WORK TO DO
Copy out every line of the data below word for word, leaving out the pictures.

[Element box records]
* * * * *

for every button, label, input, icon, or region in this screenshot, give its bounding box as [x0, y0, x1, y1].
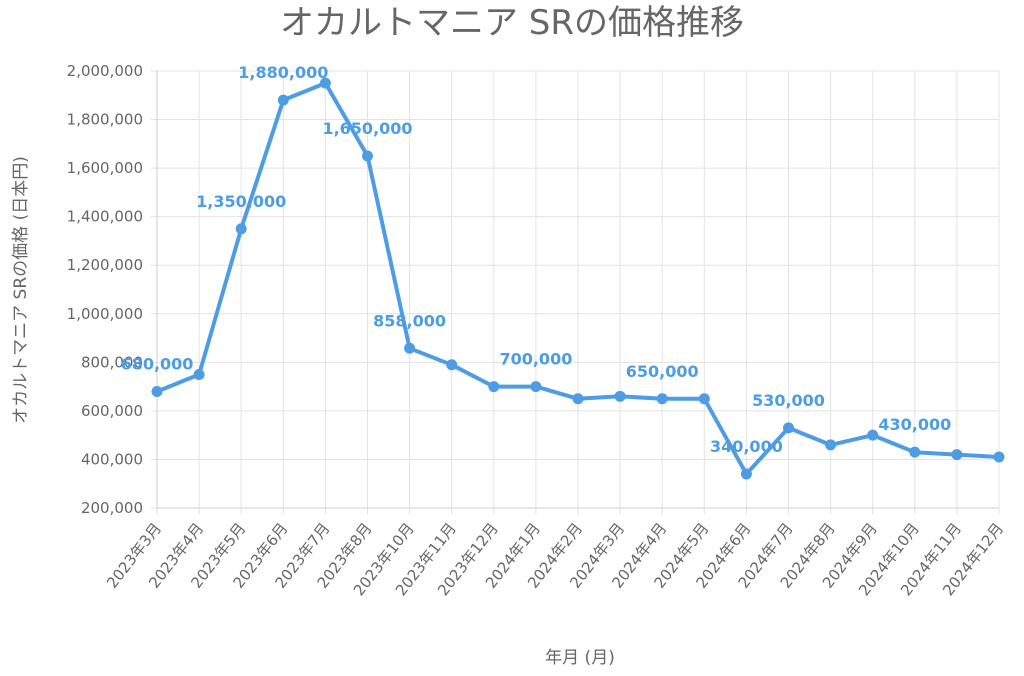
- data-point: [446, 359, 458, 371]
- y-tick-label: 1,600,000: [67, 159, 143, 177]
- data-point: [993, 451, 1005, 463]
- data-point: [614, 390, 626, 402]
- y-tick-label: 600,000: [81, 402, 143, 420]
- data-point: [951, 449, 963, 461]
- data-label: 1,880,000: [238, 63, 328, 82]
- y-tick-label: 1,800,000: [67, 111, 143, 129]
- data-point: [235, 223, 247, 235]
- data-point: [909, 446, 921, 458]
- data-point: [277, 94, 289, 106]
- data-point: [151, 385, 163, 397]
- x-axis-title: 年月 (月): [545, 648, 615, 668]
- data-label: 530,000: [752, 391, 825, 410]
- y-tick-label: 1,200,000: [67, 256, 143, 274]
- data-point: [867, 429, 879, 441]
- data-point: [319, 77, 331, 89]
- y-tick-label: 800,000: [81, 353, 143, 371]
- data-point: [193, 368, 205, 380]
- data-label: 650,000: [626, 362, 699, 381]
- y-tick-label: 1,400,000: [67, 208, 143, 226]
- chart-title: オカルトマニア SRの価格推移: [280, 3, 744, 43]
- x-tick-labels: 2023年3月2023年4月2023年5月2023年6月2023年7月2023年…: [103, 519, 1007, 599]
- y-tick-label: 400,000: [81, 450, 143, 468]
- data-label: 1,350,000: [196, 192, 286, 211]
- data-point: [740, 468, 752, 480]
- data-label: 680,000: [121, 354, 194, 373]
- data-label: 430,000: [878, 415, 951, 434]
- y-tick-labels: 200,000 400,000 600,000 800,000 1,000,000 1,2…: [67, 62, 143, 517]
- y-tick-label: 2,000,000: [67, 62, 143, 80]
- y-tick-label: 200,000: [81, 499, 143, 517]
- data-labels: 680,000 1,350,000 1,880,000 1,650,000 858,00…: [121, 63, 952, 456]
- y-axis-title: オカルトマニア SRの価格 (日本円): [11, 156, 31, 424]
- data-point: [698, 393, 710, 405]
- data-point: [488, 381, 500, 393]
- data-point: [656, 393, 668, 405]
- data-point: [404, 342, 416, 354]
- data-label: 858,000: [373, 311, 446, 330]
- data-point: [825, 439, 837, 451]
- y-tick-label: 1,000,000: [67, 305, 143, 323]
- data-label: 700,000: [499, 350, 572, 369]
- data-point: [572, 393, 584, 405]
- data-label: 340,000: [710, 437, 783, 456]
- data-point: [530, 381, 542, 393]
- gridlines: [151, 70, 1000, 514]
- data-label: 1,650,000: [322, 119, 412, 138]
- data-point: [362, 150, 373, 162]
- data-point: [783, 422, 794, 434]
- data-points: [151, 77, 1005, 480]
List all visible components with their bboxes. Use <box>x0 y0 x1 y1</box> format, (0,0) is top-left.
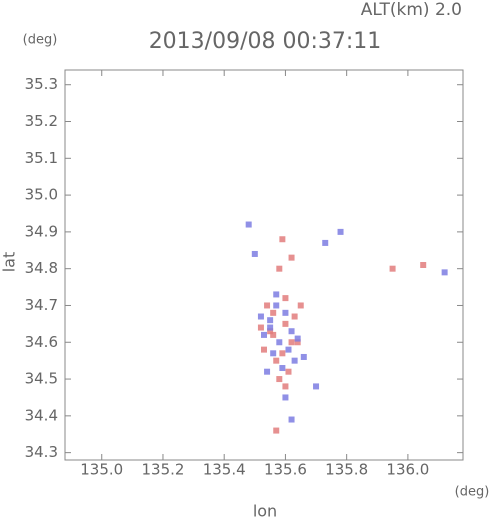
data-point <box>285 346 292 353</box>
x-tick-label: 135.2 <box>141 461 184 479</box>
data-point <box>279 365 286 372</box>
data-point <box>264 368 271 375</box>
y-tick-label: 34.6 <box>25 333 58 351</box>
data-point <box>267 324 274 331</box>
data-point <box>297 302 304 309</box>
data-point <box>337 228 344 235</box>
data-point <box>282 383 289 390</box>
data-point <box>273 302 280 309</box>
data-point <box>257 324 264 331</box>
y-tick-label: 34.4 <box>25 406 58 424</box>
data-point <box>282 394 289 401</box>
annotation: ALT(km) 2.0 <box>361 0 462 20</box>
data-point <box>273 291 280 298</box>
data-point <box>282 295 289 302</box>
data-point <box>279 350 286 357</box>
data-point <box>441 269 448 276</box>
y-unit: (deg) <box>23 33 58 48</box>
data-point <box>389 265 396 272</box>
x-unit: (deg) <box>455 485 490 500</box>
y-tick-label: 34.7 <box>25 296 58 314</box>
y-tick-label: 35.1 <box>25 149 58 167</box>
data-point <box>270 331 277 338</box>
data-point <box>261 346 267 353</box>
data-point <box>261 331 267 338</box>
data-point <box>288 328 295 335</box>
data-point <box>420 262 427 268</box>
y-axis-label: lat <box>0 252 19 273</box>
data-point <box>273 357 280 364</box>
data-point <box>267 328 274 335</box>
data-point <box>322 239 329 246</box>
data-point <box>270 309 277 316</box>
y-tick-label: 35.3 <box>25 75 58 93</box>
data-point <box>288 339 295 346</box>
chart-title: 2013/09/08 00:37:11 <box>149 29 382 54</box>
data-point <box>291 357 298 364</box>
x-tick-label: 135.4 <box>203 461 246 479</box>
y-tick-label: 34.5 <box>25 370 58 388</box>
data-point <box>282 320 289 327</box>
data-point <box>288 416 295 423</box>
data-point <box>276 339 283 346</box>
y-tick-label: 34.9 <box>25 222 58 240</box>
x-tick-label: 135.0 <box>80 461 123 479</box>
x-tick-label: 135.8 <box>325 461 368 479</box>
data-point <box>300 353 307 360</box>
data-point <box>288 254 295 261</box>
data-point <box>251 250 258 257</box>
x-tick-label: 136.0 <box>386 461 429 479</box>
y-tick-label: 34.8 <box>25 259 58 277</box>
data-point <box>294 335 301 342</box>
data-point <box>279 236 286 243</box>
data-point <box>285 368 292 375</box>
data-point <box>282 309 289 316</box>
y-tick-label: 34.3 <box>25 443 58 461</box>
data-point <box>291 313 298 320</box>
data-point <box>276 376 283 383</box>
data-point <box>313 383 320 390</box>
data-point <box>267 317 274 324</box>
x-tick-label: 135.6 <box>264 461 307 479</box>
data-point <box>294 339 301 346</box>
data-point <box>245 221 252 228</box>
data-point <box>257 313 264 320</box>
y-tick-label: 35.0 <box>25 186 58 204</box>
data-point <box>276 265 283 272</box>
data-point <box>264 302 271 309</box>
plot-frame <box>64 69 464 461</box>
data-point <box>273 427 280 434</box>
x-axis-label: lon <box>253 502 277 521</box>
data-point <box>270 350 277 357</box>
y-tick-label: 35.2 <box>25 112 58 130</box>
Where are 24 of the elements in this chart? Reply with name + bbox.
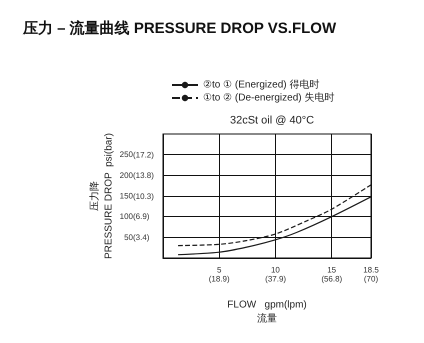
y-tick-label: 100 [120,212,134,222]
x-axis-title: FLOW gpm(lpm) 流量 [227,300,307,324]
x-tick-label: 5 [216,266,222,274]
chart-title: 压力 – 流量曲线 PRESSURE DROP VS.FLOW [22,19,337,37]
x-tick-label: 15 [327,266,337,274]
y2-tick-label: (13.8) [133,170,154,180]
y-axis-title: 压力降 PRESSURE DROP psi(bar) [88,133,114,259]
y-tick-label: 50 [124,232,134,242]
chart-subtitle: 32cSt oil @ 40°C [230,114,314,126]
x-tick-label: 18.5 [363,266,380,274]
y2-tick-label: (10.3) [133,192,154,201]
x2-tick-label: (37.9) [265,274,286,284]
legend-label: ②to ① (Energized) 得电时 [203,78,320,90]
y2-tick-label: (6.9) [133,212,150,222]
y-tick-label: 150 [120,192,134,200]
x2-tick-label: (70) [364,274,378,284]
y2-tick-label: (3.4) [133,233,150,242]
y-tick-label: 200 [120,170,134,180]
x2-tick-label: (56.8) [321,274,343,284]
x2-tick-label: (18.9) [208,274,230,284]
x-tick-label: 10 [270,266,280,274]
legend-label: ①to ② (De-energized) 失电时 [203,92,334,104]
y-tick-label: 250 [120,150,134,160]
y2-tick-label: (17.2) [133,150,154,160]
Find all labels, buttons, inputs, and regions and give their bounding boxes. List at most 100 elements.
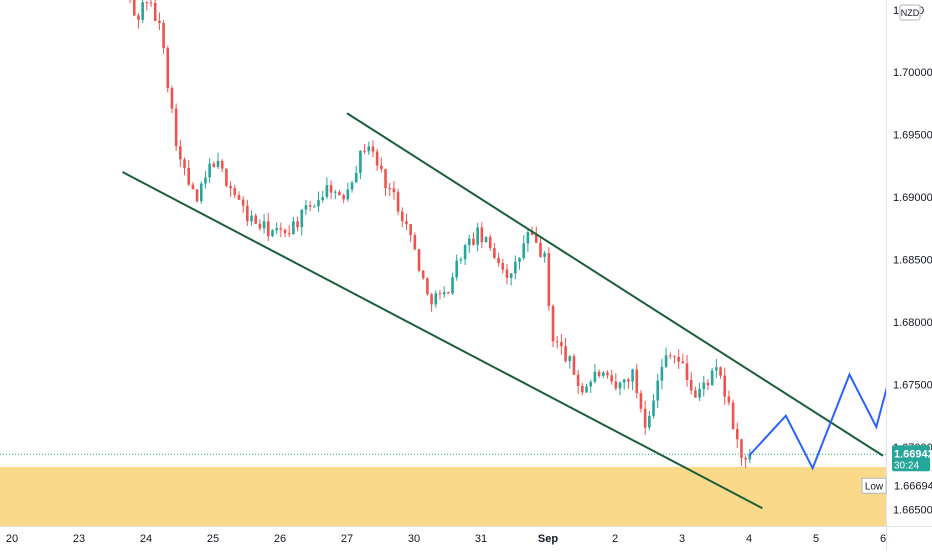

* * * * *

REPLY TO THE EXERCISE
for every button, label, input, icon, or region in this screenshot, give its bounding box as [x0, y0, x1, y1].
- data-point: [446, 359, 458, 371]
- y-tick-label: 1,600,000: [67, 159, 143, 177]
- data-point: [993, 451, 1005, 463]
- data-point: [614, 390, 626, 402]
- y-tick-label: 600,000: [81, 402, 143, 420]
- data-point: [951, 449, 963, 461]
- data-label: 1,880,000: [238, 63, 328, 82]
- y-tick-label: 1,800,000: [67, 111, 143, 129]
- data-point: [235, 223, 247, 235]
- data-point: [909, 446, 921, 458]
- data-point: [277, 94, 289, 106]
- data-point: [151, 385, 163, 397]
- x-axis-title: 年月 (月): [545, 648, 615, 668]
- data-label: 530,000: [752, 391, 825, 410]
- y-tick-label: 1,200,000: [67, 256, 143, 274]
- data-point: [867, 429, 879, 441]
- data-point: [319, 77, 331, 89]
- y-tick-label: 800,000: [81, 353, 143, 371]
- data-point: [193, 368, 205, 380]
- data-label: 650,000: [626, 362, 699, 381]
- y-tick-label: 1,400,000: [67, 208, 143, 226]
- chart-title: オカルトマニア SRの価格推移: [280, 3, 744, 43]
- x-tick-labels: 2023年3月2023年4月2023年5月2023年6月2023年7月2023年…: [103, 519, 1007, 599]
- y-tick-label: 400,000: [81, 450, 143, 468]
- data-label: 1,350,000: [196, 192, 286, 211]
- data-point: [740, 468, 752, 480]
- data-label: 680,000: [121, 354, 194, 373]
- data-label: 430,000: [878, 415, 951, 434]
- y-tick-labels: 200,000 400,000 600,000 800,000 1,000,000 1,2…: [67, 62, 143, 517]
- y-tick-label: 2,000,000: [67, 62, 143, 80]
- y-tick-label: 200,000: [81, 499, 143, 517]
- data-labels: 680,000 1,350,000 1,880,000 1,650,000 858,00…: [121, 63, 952, 456]
- y-axis-title: オカルトマニア SRの価格 (日本円): [11, 156, 31, 424]
- data-point: [698, 393, 710, 405]
- data-point: [488, 381, 500, 393]
- data-point: [656, 393, 668, 405]
- data-point: [404, 342, 416, 354]
- data-label: 858,000: [373, 311, 446, 330]
- data-point: [825, 439, 837, 451]
- y-tick-label: 1,000,000: [67, 305, 143, 323]
- data-label: 700,000: [499, 350, 572, 369]
- data-point: [572, 393, 584, 405]
- data-label: 340,000: [710, 437, 783, 456]
- data-point: [530, 381, 542, 393]
- gridlines: [151, 70, 1000, 514]
- data-label: 1,650,000: [322, 119, 412, 138]
- data-point: [362, 150, 373, 162]
- data-point: [783, 422, 794, 434]
- data-points: [151, 77, 1005, 480]
List all visible components with their bboxes. Use <box>x0 y0 x1 y1</box> format, (0,0) is top-left.
data-point <box>285 346 292 353</box>
x-tick-label: 135.2 <box>141 461 184 479</box>
data-point <box>279 365 286 372</box>
data-point <box>264 368 271 375</box>
y-tick-label: 34.6 <box>25 333 58 351</box>
data-point <box>267 324 274 331</box>
data-point <box>297 302 304 309</box>
data-point <box>337 228 344 235</box>
data-point <box>282 383 289 390</box>
data-point <box>273 302 280 309</box>
data-point <box>257 324 264 331</box>
y-tick-label: 34.4 <box>25 406 58 424</box>
data-point <box>282 394 289 401</box>
annotation: ALT(km) 2.0 <box>361 0 462 20</box>
data-point <box>273 291 280 298</box>
data-point <box>282 295 289 302</box>
data-point <box>279 350 286 357</box>
data-point <box>441 269 448 276</box>
y-unit: (deg) <box>23 33 58 48</box>
data-point <box>389 265 396 272</box>
x-unit: (deg) <box>455 485 490 500</box>
y-tick-label: 34.7 <box>25 296 58 314</box>
y-tick-label: 35.1 <box>25 149 58 167</box>
data-point <box>270 331 277 338</box>
data-point <box>261 346 267 353</box>
data-point <box>261 331 267 338</box>
data-point <box>288 328 295 335</box>
data-point <box>420 262 427 268</box>
y-axis-label: lat <box>0 252 19 273</box>
data-point <box>273 357 280 364</box>
data-point <box>267 328 274 335</box>
data-point <box>322 239 329 246</box>
data-point <box>270 309 277 316</box>
y-tick-label: 35.3 <box>25 75 58 93</box>
data-point <box>288 339 295 346</box>
chart-title: 2013/09/08 00:37:11 <box>149 29 382 54</box>
data-point <box>291 357 298 364</box>
x-tick-label: 135.4 <box>203 461 246 479</box>
y-tick-label: 34.5 <box>25 370 58 388</box>
data-point <box>282 320 289 327</box>
data-point <box>288 416 295 423</box>
data-point <box>276 339 283 346</box>
y-tick-label: 34.9 <box>25 222 58 240</box>
x-tick-label: 135.0 <box>80 461 123 479</box>
x-tick-label: 135.8 <box>325 461 368 479</box>
data-point <box>300 353 307 360</box>
data-point <box>288 254 295 261</box>
data-point <box>251 250 258 257</box>
x-tick-label: 136.0 <box>386 461 429 479</box>
y-tick-label: 34.8 <box>25 259 58 277</box>
data-point <box>294 335 301 342</box>
data-point <box>279 236 286 243</box>
data-point <box>285 368 292 375</box>
data-point <box>282 309 289 316</box>
y-tick-label: 34.3 <box>25 443 58 461</box>
data-point <box>291 313 298 320</box>
data-point <box>276 376 283 383</box>
data-point <box>313 383 320 390</box>
data-point <box>267 317 274 324</box>
x-tick-label: 135.6 <box>264 461 307 479</box>
data-point <box>294 339 301 346</box>
data-point <box>245 221 252 228</box>
data-point <box>257 313 264 320</box>
y-tick-label: 35.0 <box>25 186 58 204</box>
data-point <box>276 265 283 272</box>
data-point <box>264 302 271 309</box>
plot-frame <box>64 69 464 461</box>
data-point <box>273 427 280 434</box>
x-axis-label: lon <box>253 502 277 521</box>
data-point <box>270 350 277 357</box>
y-tick-label: 35.2 <box>25 112 58 130</box>
Where are 24 of the elements in this chart? Reply with name + bbox.
y-tick-label: 100 [120,212,134,222]
x-axis-title: FLOW gpm(lpm) 流量 [227,300,307,324]
x-tick-label: 5 [216,266,222,274]
chart-title: 压力 – 流量曲线 PRESSURE DROP VS.FLOW [22,19,337,37]
x-tick-label: 15 [327,266,337,274]
y2-tick-label: (13.8) [133,170,154,180]
y-axis-title: 压力降 PRESSURE DROP psi(bar) [88,133,114,259]
y-tick-label: 50 [124,232,134,242]
chart-subtitle: 32cSt oil @ 40°C [230,114,314,126]
x-tick-label: 18.5 [363,266,380,274]
y2-tick-label: (10.3) [133,192,154,201]
x2-tick-label: (37.9) [265,274,286,284]
legend-label: ②to ① (Energized) 得电时 [203,78,320,90]
y2-tick-label: (6.9) [133,212,150,222]
y-tick-label: 150 [120,192,134,200]
x2-tick-label: (70) [364,274,378,284]
y2-tick-label: (3.4) [133,233,150,242]
y-tick-label: 200 [120,170,134,180]
x2-tick-label: (56.8) [321,274,343,284]
x2-tick-label: (18.9) [208,274,230,284]
x-tick-label: 10 [270,266,280,274]
legend-label: ①to ② (De-energized) 失电时 [203,92,334,104]
y-tick-label: 250 [120,150,134,160]
y2-tick-label: (17.2) [133,150,154,160]
Find all labels, buttons, inputs, and regions and give their bounding boxes. List at most 100 elements.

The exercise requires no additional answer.